[Records from a data source]:
┏━━
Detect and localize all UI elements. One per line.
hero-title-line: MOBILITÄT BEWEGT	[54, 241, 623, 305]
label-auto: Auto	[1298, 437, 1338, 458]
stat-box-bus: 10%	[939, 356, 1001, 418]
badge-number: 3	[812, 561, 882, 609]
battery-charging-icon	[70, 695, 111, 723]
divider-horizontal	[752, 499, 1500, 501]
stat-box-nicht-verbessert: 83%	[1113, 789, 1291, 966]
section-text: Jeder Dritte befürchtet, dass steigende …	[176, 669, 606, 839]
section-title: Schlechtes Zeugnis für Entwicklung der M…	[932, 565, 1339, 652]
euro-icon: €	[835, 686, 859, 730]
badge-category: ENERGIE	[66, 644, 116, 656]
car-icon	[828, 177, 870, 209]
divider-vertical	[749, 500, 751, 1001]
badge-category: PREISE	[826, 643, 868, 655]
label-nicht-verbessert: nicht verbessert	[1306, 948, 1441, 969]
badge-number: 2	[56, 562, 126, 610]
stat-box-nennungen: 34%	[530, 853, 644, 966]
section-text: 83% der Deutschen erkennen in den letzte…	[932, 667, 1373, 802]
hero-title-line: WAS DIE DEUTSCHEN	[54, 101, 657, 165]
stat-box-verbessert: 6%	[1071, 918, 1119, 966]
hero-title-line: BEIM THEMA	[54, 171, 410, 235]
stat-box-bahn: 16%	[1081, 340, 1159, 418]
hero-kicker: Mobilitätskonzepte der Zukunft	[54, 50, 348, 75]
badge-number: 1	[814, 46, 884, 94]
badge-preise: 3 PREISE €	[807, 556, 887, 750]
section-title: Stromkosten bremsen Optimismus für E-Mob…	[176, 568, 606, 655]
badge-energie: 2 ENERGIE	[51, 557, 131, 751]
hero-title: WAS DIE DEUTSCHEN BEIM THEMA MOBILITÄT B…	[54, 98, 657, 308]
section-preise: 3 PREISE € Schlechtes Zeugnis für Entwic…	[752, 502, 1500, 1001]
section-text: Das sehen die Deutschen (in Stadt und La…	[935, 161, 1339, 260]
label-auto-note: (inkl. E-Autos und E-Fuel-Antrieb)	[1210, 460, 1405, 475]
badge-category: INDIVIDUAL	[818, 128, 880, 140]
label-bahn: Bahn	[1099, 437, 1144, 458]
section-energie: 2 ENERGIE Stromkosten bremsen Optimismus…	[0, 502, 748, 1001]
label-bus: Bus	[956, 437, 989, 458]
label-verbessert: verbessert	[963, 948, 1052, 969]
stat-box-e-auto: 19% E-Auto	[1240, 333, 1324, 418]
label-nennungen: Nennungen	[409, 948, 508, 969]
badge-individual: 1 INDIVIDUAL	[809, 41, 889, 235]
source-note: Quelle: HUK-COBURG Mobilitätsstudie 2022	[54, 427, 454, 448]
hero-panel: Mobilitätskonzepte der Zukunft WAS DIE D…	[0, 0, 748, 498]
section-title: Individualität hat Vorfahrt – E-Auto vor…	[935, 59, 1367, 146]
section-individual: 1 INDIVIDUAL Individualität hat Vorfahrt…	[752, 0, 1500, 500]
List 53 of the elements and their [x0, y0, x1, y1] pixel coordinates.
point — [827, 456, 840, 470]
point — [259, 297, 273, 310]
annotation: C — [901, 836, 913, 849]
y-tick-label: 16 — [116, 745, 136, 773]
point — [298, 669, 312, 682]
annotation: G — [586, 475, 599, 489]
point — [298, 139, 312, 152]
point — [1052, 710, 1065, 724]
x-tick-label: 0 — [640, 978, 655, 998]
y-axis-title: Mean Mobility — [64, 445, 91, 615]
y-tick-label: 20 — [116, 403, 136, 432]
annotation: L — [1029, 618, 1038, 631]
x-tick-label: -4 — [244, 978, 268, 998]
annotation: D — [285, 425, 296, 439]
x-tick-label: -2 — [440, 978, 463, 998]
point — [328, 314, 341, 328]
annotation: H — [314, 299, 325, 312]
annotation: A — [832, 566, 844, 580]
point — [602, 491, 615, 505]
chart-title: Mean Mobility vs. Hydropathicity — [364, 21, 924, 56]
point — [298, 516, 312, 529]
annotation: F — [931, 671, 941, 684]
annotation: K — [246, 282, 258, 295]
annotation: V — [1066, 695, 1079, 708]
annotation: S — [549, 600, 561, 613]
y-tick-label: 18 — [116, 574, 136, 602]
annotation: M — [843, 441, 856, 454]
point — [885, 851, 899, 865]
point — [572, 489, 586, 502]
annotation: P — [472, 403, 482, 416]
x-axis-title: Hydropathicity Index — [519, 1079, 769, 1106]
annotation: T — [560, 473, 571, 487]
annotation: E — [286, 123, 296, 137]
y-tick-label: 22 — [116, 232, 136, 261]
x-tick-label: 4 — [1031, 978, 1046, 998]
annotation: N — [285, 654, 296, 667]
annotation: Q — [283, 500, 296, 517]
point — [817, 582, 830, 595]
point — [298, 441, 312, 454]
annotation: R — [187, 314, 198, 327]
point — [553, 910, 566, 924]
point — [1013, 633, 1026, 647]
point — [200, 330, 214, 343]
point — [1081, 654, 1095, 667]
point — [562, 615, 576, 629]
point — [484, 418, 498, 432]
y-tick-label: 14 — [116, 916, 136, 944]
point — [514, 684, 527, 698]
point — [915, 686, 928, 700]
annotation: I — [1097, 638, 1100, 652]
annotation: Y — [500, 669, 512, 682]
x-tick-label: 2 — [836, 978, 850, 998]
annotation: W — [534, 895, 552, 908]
┗━━
[Objective]:
Reproduce every line of the material above without any change.

[Completed task]:
Detect and localize all UI elements. One per line.
hero-title-line: MOBILITÄT BEWEGT	[54, 241, 623, 305]
label-auto: Auto	[1298, 437, 1338, 458]
stat-box-bus: 10%	[939, 356, 1001, 418]
badge-number: 3	[812, 561, 882, 609]
battery-charging-icon	[70, 695, 111, 723]
divider-horizontal	[752, 499, 1500, 501]
stat-box-nicht-verbessert: 83%	[1113, 789, 1291, 966]
section-text: Jeder Dritte befürchtet, dass steigende …	[176, 669, 606, 839]
section-title: Schlechtes Zeugnis für Entwicklung der M…	[932, 565, 1339, 652]
euro-icon: €	[835, 686, 859, 730]
badge-category: ENERGIE	[66, 644, 116, 656]
car-icon	[828, 177, 870, 209]
divider-vertical	[749, 500, 751, 1001]
badge-category: PREISE	[826, 643, 868, 655]
label-nicht-verbessert: nicht verbessert	[1306, 948, 1441, 969]
badge-number: 2	[56, 562, 126, 610]
stat-box-nennungen: 34%	[530, 853, 644, 966]
section-text: 83% der Deutschen erkennen in den letzte…	[932, 667, 1373, 802]
hero-title-line: WAS DIE DEUTSCHEN	[54, 101, 657, 165]
stat-box-verbessert: 6%	[1071, 918, 1119, 966]
hero-title-line: BEIM THEMA	[54, 171, 410, 235]
stat-box-bahn: 16%	[1081, 340, 1159, 418]
hero-kicker: Mobilitätskonzepte der Zukunft	[54, 50, 348, 75]
badge-number: 1	[814, 46, 884, 94]
badge-preise: 3 PREISE €	[807, 556, 887, 750]
section-title: Stromkosten bremsen Optimismus für E-Mob…	[176, 568, 606, 655]
badge-energie: 2 ENERGIE	[51, 557, 131, 751]
hero-title: WAS DIE DEUTSCHEN BEIM THEMA MOBILITÄT B…	[54, 98, 657, 308]
section-preise: 3 PREISE € Schlechtes Zeugnis für Entwic…	[752, 502, 1500, 1001]
section-text: Das sehen die Deutschen (in Stadt und La…	[935, 161, 1339, 260]
label-auto-note: (inkl. E-Autos und E-Fuel-Antrieb)	[1210, 460, 1405, 475]
badge-category: INDIVIDUAL	[818, 128, 880, 140]
label-bahn: Bahn	[1099, 437, 1144, 458]
section-energie: 2 ENERGIE Stromkosten bremsen Optimismus…	[0, 502, 748, 1001]
label-bus: Bus	[956, 437, 989, 458]
label-verbessert: verbessert	[963, 948, 1052, 969]
stat-box-e-auto: 19% E-Auto	[1240, 333, 1324, 418]
label-nennungen: Nennungen	[409, 948, 508, 969]
badge-individual: 1 INDIVIDUAL	[809, 41, 889, 235]
source-note: Quelle: HUK-COBURG Mobilitätsstudie 2022	[54, 427, 454, 448]
hero-panel: Mobilitätskonzepte der Zukunft WAS DIE D…	[0, 0, 748, 498]
section-title: Individualität hat Vorfahrt – E-Auto vor…	[935, 59, 1367, 146]
section-individual: 1 INDIVIDUAL Individualität hat Vorfahrt…	[752, 0, 1500, 500]
List 53 of the elements and their [x0, y0, x1, y1] pixel coordinates.
point — [827, 456, 840, 470]
point — [259, 297, 273, 310]
annotation: C — [901, 836, 913, 849]
y-tick-label: 16 — [116, 745, 136, 773]
point — [298, 669, 312, 682]
annotation: G — [586, 475, 599, 489]
point — [298, 139, 312, 152]
point — [1052, 710, 1065, 724]
x-tick-label: 0 — [640, 978, 655, 998]
y-axis-title: Mean Mobility — [64, 445, 91, 615]
y-tick-label: 20 — [116, 403, 136, 432]
annotation: L — [1029, 618, 1038, 631]
x-tick-label: -4 — [244, 978, 268, 998]
annotation: D — [285, 425, 296, 439]
x-tick-label: -2 — [440, 978, 463, 998]
point — [328, 314, 341, 328]
annotation: H — [314, 299, 325, 312]
annotation: A — [832, 566, 844, 580]
point — [602, 491, 615, 505]
chart-title: Mean Mobility vs. Hydropathicity — [364, 21, 924, 56]
point — [298, 516, 312, 529]
annotation: F — [931, 671, 941, 684]
annotation: K — [246, 282, 258, 295]
annotation: V — [1066, 695, 1079, 708]
annotation: S — [549, 600, 561, 613]
y-tick-label: 18 — [116, 574, 136, 602]
annotation: M — [843, 441, 856, 454]
point — [885, 851, 899, 865]
point — [572, 489, 586, 502]
annotation: P — [472, 403, 482, 416]
x-axis-title: Hydropathicity Index — [519, 1079, 769, 1106]
annotation: T — [560, 473, 571, 487]
annotation: E — [286, 123, 296, 137]
y-tick-label: 22 — [116, 232, 136, 261]
x-tick-label: 4 — [1031, 978, 1046, 998]
annotation: N — [285, 654, 296, 667]
annotation: Q — [283, 500, 296, 517]
point — [817, 582, 830, 595]
point — [298, 441, 312, 454]
annotation: R — [187, 314, 198, 327]
point — [553, 910, 566, 924]
point — [1013, 633, 1026, 647]
point — [200, 330, 214, 343]
point — [1081, 654, 1095, 667]
point — [562, 615, 576, 629]
point — [484, 418, 498, 432]
y-tick-label: 14 — [116, 916, 136, 944]
point — [514, 684, 527, 698]
point — [915, 686, 928, 700]
annotation: I — [1097, 638, 1100, 652]
annotation: Y — [500, 669, 512, 682]
x-tick-label: 2 — [836, 978, 850, 998]
annotation: W — [534, 895, 552, 908]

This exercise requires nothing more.